[TASK BRIEF]
Would you transcribe all of the data exactly, down to the last character?

======== RECORD SET ========

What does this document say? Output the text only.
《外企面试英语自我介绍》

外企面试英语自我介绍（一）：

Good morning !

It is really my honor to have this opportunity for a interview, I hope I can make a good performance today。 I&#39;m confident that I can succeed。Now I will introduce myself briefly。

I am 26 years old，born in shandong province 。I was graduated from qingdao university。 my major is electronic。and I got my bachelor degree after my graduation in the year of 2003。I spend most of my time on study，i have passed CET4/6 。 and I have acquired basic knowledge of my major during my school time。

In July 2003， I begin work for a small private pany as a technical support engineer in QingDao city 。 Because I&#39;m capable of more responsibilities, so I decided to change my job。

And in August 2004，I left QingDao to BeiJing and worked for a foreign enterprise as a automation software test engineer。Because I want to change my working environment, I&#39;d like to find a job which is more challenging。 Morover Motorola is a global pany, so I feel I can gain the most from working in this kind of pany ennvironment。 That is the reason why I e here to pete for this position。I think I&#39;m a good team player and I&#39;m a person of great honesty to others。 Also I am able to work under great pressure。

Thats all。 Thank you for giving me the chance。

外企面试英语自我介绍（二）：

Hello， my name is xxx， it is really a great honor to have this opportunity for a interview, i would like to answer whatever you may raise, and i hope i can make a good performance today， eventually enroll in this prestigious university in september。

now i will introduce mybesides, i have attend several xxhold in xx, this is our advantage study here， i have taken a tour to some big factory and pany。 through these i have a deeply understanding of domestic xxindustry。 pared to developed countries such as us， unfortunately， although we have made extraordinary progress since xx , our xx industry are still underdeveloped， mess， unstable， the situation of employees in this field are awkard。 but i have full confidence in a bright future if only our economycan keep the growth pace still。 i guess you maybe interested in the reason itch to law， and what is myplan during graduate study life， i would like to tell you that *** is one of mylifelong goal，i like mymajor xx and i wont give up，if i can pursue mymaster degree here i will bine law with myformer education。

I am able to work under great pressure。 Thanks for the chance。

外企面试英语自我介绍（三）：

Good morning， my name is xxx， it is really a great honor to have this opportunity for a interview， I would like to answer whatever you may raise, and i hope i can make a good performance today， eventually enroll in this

========

[THE REPLY]
What does this document say? Output the text only.
《外企面试英语自我介绍》

外企面试英语自我介绍（一）：

Good morning !

It is really my honor to have this opportunity for a interview, I hope I can make a good performance today。 I&#39;m confident that I can succeed。Now I will introduce myself briefly。

I am 26 years old，born in shandong province 。I was graduated from qingdao university。 my major is electronic。and I got my bachelor degree after my graduation in the year of 2003。I spend most of my time on study，i have passed CET4/6 。 and I have acquired basic knowledge of my major during my school time。

In July 2003， I begin work for a small private pany as a technical support engineer in QingDao city 。 Because I&#39;m capable of more responsibilities, so I decided to change my job。

And in August 2004，I left QingDao to BeiJing and worked for a foreign enterprise as a automation software test engineer。Because I want to change my working environment, I&#39;d like to find a job which is more challenging。 Morover Motorola is a global pany, so I feel I can gain the most from working in this kind of pany ennvironment。 That is the reason why I e here to pete for this position。I think I&#39;m a good team player and I&#39;m a person of great honesty to others。 Also I am able to work under great pressure。

Thats all。 Thank you for giving me the chance。

外企面试英语自我介绍（二）：

Hello， my name is xxx， it is really a great honor to have this opportunity for a interview, i would like to answer whatever you may raise, and i hope i can make a good performance today， eventually enroll in this prestigious university in september。

now i will introduce mybesides, i have attend several xxhold in xx, this is our advantage study here， i have taken a tour to some big factory and pany。 through these i have a deeply understanding of domestic xxindustry。 pared to developed countries such as us， unfortunately， although we have made extraordinary progress since xx , our xx industry are still underdeveloped， mess， unstable， the situation of employees in this field are awkard。 but i have full confidence in a bright future if only our economycan keep the growth pace still。 i guess you maybe interested in the reason itch to law， and what is myplan during graduate study life， i would like to tell you that *** is one of mylifelong goal，i like mymajor xx and i wont give up，if i can pursue mymaster degree here i will bine law with myformer education。

I am able to work under great pressure。 Thanks for the chance。

外企面试英语自我介绍（三）：

Good morning， my name is xxx， it is really a great honor to have this opportunity for a interview， I would like to answer whatever you may raise, and i hope i can make a good performance today， eventually enroll in this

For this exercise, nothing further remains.